◆ Work to complete ◆
Find the lines below that contain the string "complied". Copy each one.

━━━ Items ━━━

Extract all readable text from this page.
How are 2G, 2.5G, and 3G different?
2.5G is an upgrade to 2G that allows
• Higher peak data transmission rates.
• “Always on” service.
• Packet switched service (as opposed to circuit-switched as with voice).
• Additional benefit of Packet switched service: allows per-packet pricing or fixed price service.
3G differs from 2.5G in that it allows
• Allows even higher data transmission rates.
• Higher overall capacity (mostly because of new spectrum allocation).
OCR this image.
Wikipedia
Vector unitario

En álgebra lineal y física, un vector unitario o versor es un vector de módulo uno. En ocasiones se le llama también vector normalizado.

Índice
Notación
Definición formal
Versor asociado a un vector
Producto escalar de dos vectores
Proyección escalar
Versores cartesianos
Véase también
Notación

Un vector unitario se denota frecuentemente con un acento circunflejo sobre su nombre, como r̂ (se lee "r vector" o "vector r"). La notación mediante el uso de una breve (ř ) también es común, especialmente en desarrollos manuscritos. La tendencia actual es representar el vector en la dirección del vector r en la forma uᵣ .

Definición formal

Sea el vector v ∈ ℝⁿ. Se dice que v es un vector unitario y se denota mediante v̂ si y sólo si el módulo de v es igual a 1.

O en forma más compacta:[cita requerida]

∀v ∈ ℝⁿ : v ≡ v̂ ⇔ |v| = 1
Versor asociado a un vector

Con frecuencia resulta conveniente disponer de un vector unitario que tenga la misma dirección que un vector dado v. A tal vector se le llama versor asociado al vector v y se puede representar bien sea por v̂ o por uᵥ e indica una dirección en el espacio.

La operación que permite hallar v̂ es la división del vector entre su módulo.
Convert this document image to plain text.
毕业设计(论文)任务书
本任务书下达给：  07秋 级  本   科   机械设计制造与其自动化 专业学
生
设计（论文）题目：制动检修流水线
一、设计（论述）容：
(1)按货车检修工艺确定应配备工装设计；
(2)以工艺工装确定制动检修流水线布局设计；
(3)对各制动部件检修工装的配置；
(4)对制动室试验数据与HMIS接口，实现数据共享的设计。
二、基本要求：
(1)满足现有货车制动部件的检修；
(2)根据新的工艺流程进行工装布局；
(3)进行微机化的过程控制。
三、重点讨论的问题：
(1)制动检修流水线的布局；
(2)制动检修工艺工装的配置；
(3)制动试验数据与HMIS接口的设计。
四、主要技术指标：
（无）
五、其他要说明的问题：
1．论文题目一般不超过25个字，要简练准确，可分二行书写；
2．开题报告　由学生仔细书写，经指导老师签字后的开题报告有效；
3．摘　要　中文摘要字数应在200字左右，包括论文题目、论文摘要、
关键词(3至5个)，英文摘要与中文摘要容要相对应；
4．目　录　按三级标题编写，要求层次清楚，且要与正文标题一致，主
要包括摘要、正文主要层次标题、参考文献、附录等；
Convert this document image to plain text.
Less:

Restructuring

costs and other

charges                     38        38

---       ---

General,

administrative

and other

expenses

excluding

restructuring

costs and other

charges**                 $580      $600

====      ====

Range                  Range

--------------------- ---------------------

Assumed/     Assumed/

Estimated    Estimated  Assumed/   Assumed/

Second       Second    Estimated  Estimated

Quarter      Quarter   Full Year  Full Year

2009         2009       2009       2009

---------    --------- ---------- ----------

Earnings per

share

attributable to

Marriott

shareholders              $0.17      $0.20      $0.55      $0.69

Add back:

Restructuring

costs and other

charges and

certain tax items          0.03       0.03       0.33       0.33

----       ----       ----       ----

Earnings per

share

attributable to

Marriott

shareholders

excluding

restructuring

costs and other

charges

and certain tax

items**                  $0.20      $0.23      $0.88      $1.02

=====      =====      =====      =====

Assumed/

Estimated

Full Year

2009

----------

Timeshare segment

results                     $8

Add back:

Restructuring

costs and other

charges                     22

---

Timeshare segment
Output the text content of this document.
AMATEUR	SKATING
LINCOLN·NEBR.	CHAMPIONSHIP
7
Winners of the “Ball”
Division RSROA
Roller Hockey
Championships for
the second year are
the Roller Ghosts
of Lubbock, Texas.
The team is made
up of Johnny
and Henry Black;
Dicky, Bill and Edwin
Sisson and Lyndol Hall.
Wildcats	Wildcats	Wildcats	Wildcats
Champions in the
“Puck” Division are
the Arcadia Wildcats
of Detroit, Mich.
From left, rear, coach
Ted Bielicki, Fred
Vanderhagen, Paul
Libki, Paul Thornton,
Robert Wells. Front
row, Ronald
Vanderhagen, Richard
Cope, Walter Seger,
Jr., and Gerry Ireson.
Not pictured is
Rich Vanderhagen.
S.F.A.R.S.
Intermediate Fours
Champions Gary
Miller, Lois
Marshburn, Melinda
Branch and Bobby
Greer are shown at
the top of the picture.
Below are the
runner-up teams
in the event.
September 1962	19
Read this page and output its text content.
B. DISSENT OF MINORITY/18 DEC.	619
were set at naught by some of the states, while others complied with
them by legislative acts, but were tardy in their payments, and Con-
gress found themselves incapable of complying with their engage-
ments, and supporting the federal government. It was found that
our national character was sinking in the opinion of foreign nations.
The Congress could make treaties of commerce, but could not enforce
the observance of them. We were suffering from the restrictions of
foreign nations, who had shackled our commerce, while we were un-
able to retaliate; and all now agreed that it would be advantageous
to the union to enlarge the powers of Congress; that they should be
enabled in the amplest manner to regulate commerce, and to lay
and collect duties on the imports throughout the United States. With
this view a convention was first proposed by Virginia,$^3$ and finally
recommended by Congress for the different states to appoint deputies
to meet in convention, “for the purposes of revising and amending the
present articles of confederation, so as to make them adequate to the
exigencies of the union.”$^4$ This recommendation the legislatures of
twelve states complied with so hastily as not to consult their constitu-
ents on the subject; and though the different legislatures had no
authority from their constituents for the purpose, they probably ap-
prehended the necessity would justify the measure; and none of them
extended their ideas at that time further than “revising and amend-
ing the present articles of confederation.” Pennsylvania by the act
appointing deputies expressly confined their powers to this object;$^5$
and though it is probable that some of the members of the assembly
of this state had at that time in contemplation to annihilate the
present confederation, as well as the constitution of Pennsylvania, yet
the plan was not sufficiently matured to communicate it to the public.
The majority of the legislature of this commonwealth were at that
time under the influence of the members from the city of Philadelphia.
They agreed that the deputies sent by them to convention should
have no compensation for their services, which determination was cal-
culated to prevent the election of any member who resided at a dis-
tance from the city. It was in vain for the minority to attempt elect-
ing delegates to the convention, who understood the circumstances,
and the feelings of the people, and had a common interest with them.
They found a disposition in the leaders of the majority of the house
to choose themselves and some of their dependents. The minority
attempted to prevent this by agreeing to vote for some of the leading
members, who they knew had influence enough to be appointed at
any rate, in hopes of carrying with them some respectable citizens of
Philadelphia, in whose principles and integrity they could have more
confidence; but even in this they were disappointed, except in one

━━━

◆ Written response ◆
were set at naught by some of the states, while others complied with
twelve states complied with so hastily as not to consult their constitu-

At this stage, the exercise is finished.